REQUIREMENTS — Give a verbatim quotation of every record.

## Begin EXTRACTED DATA

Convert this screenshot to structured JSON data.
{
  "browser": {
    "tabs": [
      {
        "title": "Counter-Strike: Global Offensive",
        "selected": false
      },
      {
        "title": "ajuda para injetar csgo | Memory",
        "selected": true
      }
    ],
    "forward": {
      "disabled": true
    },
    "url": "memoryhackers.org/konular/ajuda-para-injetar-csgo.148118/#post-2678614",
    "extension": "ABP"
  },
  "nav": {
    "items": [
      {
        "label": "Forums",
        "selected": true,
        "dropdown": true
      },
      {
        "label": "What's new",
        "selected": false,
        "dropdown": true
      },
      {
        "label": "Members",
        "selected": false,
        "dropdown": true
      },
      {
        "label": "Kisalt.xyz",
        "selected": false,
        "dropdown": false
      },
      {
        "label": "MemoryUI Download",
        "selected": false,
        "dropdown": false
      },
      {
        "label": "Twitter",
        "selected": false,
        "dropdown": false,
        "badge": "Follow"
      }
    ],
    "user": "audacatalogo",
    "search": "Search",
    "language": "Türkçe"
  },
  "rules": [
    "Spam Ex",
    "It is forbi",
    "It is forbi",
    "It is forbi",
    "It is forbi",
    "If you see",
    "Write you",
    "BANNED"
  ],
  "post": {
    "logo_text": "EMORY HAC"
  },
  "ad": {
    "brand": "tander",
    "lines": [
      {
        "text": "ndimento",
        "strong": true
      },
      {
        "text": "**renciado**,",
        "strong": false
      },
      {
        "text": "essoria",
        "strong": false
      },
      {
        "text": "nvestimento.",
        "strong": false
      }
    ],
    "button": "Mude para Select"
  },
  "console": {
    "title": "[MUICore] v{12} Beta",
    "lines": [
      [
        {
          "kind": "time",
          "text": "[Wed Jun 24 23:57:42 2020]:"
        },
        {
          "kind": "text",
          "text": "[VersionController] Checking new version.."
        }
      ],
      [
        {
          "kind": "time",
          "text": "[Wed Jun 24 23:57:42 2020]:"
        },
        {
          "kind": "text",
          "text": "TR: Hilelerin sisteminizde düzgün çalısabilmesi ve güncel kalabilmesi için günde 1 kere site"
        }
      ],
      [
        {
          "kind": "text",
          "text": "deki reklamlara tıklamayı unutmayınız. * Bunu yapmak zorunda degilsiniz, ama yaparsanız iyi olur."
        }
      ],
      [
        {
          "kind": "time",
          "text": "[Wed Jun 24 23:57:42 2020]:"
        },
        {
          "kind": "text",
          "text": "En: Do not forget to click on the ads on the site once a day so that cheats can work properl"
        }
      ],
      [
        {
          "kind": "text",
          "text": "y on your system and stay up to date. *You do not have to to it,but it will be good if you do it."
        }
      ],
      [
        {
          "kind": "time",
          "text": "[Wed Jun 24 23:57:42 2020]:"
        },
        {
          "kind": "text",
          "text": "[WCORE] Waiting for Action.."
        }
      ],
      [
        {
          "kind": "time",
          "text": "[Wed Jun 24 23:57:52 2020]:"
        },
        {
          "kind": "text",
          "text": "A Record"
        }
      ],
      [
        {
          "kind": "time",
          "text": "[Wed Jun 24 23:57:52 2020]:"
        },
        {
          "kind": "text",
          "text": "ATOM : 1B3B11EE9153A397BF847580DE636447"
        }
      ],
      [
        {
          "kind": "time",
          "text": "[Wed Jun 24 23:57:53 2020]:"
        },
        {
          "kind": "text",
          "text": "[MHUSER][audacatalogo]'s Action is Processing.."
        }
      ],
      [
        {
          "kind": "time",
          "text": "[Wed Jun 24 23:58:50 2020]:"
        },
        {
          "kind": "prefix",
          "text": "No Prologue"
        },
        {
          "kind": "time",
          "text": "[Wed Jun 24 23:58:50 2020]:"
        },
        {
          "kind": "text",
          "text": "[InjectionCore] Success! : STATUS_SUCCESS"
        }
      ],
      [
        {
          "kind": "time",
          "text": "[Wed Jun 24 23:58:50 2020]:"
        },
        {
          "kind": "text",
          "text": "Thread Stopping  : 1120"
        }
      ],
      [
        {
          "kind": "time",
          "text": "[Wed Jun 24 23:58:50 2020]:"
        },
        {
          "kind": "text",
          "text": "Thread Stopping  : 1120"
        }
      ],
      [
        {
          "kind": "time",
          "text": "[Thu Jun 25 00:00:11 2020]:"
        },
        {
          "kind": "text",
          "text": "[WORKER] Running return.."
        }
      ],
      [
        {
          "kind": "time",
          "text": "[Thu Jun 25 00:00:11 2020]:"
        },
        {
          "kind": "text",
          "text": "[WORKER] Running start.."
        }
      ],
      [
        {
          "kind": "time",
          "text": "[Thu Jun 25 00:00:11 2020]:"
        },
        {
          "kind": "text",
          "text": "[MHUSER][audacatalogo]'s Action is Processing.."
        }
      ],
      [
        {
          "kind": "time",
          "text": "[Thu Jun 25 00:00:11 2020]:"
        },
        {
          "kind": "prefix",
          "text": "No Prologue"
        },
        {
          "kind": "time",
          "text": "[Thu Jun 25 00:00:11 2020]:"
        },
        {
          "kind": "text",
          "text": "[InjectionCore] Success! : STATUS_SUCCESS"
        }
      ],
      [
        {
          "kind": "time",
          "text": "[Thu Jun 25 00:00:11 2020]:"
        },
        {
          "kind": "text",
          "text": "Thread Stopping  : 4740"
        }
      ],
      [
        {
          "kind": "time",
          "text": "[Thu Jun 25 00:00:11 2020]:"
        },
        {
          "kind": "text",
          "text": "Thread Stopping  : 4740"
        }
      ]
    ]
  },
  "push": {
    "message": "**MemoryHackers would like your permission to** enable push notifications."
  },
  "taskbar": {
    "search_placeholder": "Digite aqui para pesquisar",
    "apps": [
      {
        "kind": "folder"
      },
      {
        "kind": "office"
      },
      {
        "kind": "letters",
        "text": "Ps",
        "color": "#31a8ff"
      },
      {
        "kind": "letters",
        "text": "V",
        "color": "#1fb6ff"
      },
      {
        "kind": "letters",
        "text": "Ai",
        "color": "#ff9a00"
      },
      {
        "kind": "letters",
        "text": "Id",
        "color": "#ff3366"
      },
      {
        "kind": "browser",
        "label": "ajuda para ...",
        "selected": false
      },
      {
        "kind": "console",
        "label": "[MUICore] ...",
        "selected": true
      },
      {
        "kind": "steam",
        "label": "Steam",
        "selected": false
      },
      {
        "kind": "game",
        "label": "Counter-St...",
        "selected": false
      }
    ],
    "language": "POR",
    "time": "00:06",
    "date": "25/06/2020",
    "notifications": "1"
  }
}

## End EXTRACTED DATA

EXERCISE SOLUTION —
Convert this screenshot to structured JSON data.
{
  "browser": {
    "tabs": [
      {
        "title": "Counter-Strike: Global Offensive",
        "selected": false
      },
      {
        "title": "ajuda para injetar csgo | Memory",
        "selected": true
      }
    ],
    "forward": {
      "disabled": true
    },
    "url": "memoryhackers.org/konular/ajuda-para-injetar-csgo.148118/#post-2678614",
    "extension": "ABP"
  },
  "nav": {
    "items": [
      {
        "label": "Forums",
        "selected": true,
        "dropdown": true
      },
      {
        "label": "What's new",
        "selected": false,
        "dropdown": true
      },
      {
        "label": "Members",
        "selected": false,
        "dropdown": true
      },
      {
        "label": "Kisalt.xyz",
        "selected": false,
        "dropdown": false
      },
      {
        "label": "MemoryUI Download",
        "selected": false,
        "dropdown": false
      },
      {
        "label": "Twitter",
        "selected": false,
        "dropdown": false,
        "badge": "Follow"
      }
    ],
    "user": "audacatalogo",
    "search": "Search",
    "language": "Türkçe"
  },
  "rules": [
    "Spam Ex",
    "It is forbi",
    "It is forbi",
    "It is forbi",
    "It is forbi",
    "If you see",
    "Write you",
    "BANNED"
  ],
  "post": {
    "logo_text": "EMORY HAC"
  },
  "ad": {
    "brand": "tander",
    "lines": [
      {
        "text": "ndimento",
        "strong": true
      },
      {
        "text": "**renciado**,",
        "strong": false
      },
      {
        "text": "essoria",
        "strong": false
      },
      {
        "text": "nvestimento.",
        "strong": false
      }
    ],
    "button": "Mude para Select"
  },
  "console": {
    "title": "[MUICore] v{12} Beta",
    "lines": [
      [
        {
          "kind": "time",
          "text": "[Wed Jun 24 23:57:42 2020]:"
        },
        {
          "kind": "text",
          "text": "[VersionController] Checking new version.."
        }
      ],
      [
        {
          "kind": "time",
          "text": "[Wed Jun 24 23:57:42 2020]:"
        },
        {
          "kind": "text",
          "text": "TR: Hilelerin sisteminizde düzgün çalısabilmesi ve güncel kalabilmesi için günde 1 kere site"
        }
      ],
      [
        {
          "kind": "text",
          "text": "deki reklamlara tıklamayı unutmayınız. * Bunu yapmak zorunda degilsiniz, ama yaparsanız iyi olur."
        }
      ],
      [
        {
          "kind": "time",
          "text": "[Wed Jun 24 23:57:42 2020]:"
        },
        {
          "kind": "text",
          "text": "En: Do not forget to click on the ads on the site once a day so that cheats can work properl"
        }
      ],
      [
        {
          "kind": "text",
          "text": "y on your system and stay up to date. *You do not have to to it,but it will be good if you do it."
        }
      ],
      [
        {
          "kind": "time",
          "text": "[Wed Jun 24 23:57:42 2020]:"
        },
        {
          "kind": "text",
          "text": "[WCORE] Waiting for Action.."
        }
      ],
      [
        {
          "kind": "time",
          "text": "[Wed Jun 24 23:57:52 2020]:"
        },
        {
          "kind": "text",
          "text": "A Record"
        }
      ],
      [
        {
          "kind": "time",
          "text": "[Wed Jun 24 23:57:52 2020]:"
        },
        {
          "kind": "text",
          "text": "ATOM : 1B3B11EE9153A397BF847580DE636447"
        }
      ],
      [
        {
          "kind": "time",
          "text": "[Wed Jun 24 23:57:53 2020]:"
        },
        {
          "kind": "text",
          "text": "[MHUSER][audacatalogo]'s Action is Processing.."
        }
      ],
      [
        {
          "kind": "time",
          "text": "[Wed Jun 24 23:58:50 2020]:"
        },
        {
          "kind": "prefix",
          "text": "No Prologue"
        },
        {
          "kind": "time",
          "text": "[Wed Jun 24 23:58:50 2020]:"
        },
        {
          "kind": "text",
          "text": "[InjectionCore] Success! : STATUS_SUCCESS"
        }
      ],
      [
        {
          "kind": "time",
          "text": "[Wed Jun 24 23:58:50 2020]:"
        },
        {
          "kind": "text",
          "text": "Thread Stopping  : 1120"
        }
      ],
      [
        {
          "kind": "time",
          "text": "[Wed Jun 24 23:58:50 2020]:"
        },
        {
          "kind": "text",
          "text": "Thread Stopping  : 1120"
        }
      ],
      [
        {
          "kind": "time",
          "text": "[Thu Jun 25 00:00:11 2020]:"
        },
        {
          "kind": "text",
          "text": "[WORKER] Running return.."
        }
      ],
      [
        {
          "kind": "time",
          "text": "[Thu Jun 25 00:00:11 2020]:"
        },
        {
          "kind": "text",
          "text": "[WORKER] Running start.."
        }
      ],
      [
        {
          "kind": "time",
          "text": "[Thu Jun 25 00:00:11 2020]:"
        },
        {
          "kind": "text",
          "text": "[MHUSER][audacatalogo]'s Action is Processing.."
        }
      ],
      [
        {
          "kind": "time",
          "text": "[Thu Jun 25 00:00:11 2020]:"
        },
        {
          "kind": "prefix",
          "text": "No Prologue"
        },
        {
          "kind": "time",
          "text": "[Thu Jun 25 00:00:11 2020]:"
        },
        {
          "kind": "text",
          "text": "[InjectionCore] Success! : STATUS_SUCCESS"
        }
      ],
      [
        {
          "kind": "time",
          "text": "[Thu Jun 25 00:00:11 2020]:"
        },
        {
          "kind": "text",
          "text": "Thread Stopping  : 4740"
        }
      ],
      [
        {
          "kind": "time",
          "text": "[Thu Jun 25 00:00:11 2020]:"
        },
        {
          "kind": "text",
          "text": "Thread Stopping  : 4740"
        }
      ]
    ]
  },
  "push": {
    "message": "**MemoryHackers would like your permission to** enable push notifications."
  },
  "taskbar": {
    "search_placeholder": "Digite aqui para pesquisar",
    "apps": [
      {
        "kind": "folder"
      },
      {
        "kind": "office"
      },
      {
        "kind": "letters",
        "text": "Ps",
        "color": "#31a8ff"
      },
      {
        "kind": "letters",
        "text": "V",
        "color": "#1fb6ff"
      },
      {
        "kind": "letters",
        "text": "Ai",
        "color": "#ff9a00"
      },
      {
        "kind": "letters",
        "text": "Id",
        "color": "#ff3366"
      },
      {
        "kind": "browser",
        "label": "ajuda para ...",
        "selected": false
      },
      {
        "kind": "console",
        "label": "[MUICore] ...",
        "selected": true
      },
      {
        "kind": "steam",
        "label": "Steam",
        "selected": false
      },
      {
        "kind": "game",
        "label": "Counter-St...",
        "selected": false
      }
    ],
    "language": "POR",
    "time": "00:06",
    "date": "25/06/2020",
    "notifications": "1"
  }
}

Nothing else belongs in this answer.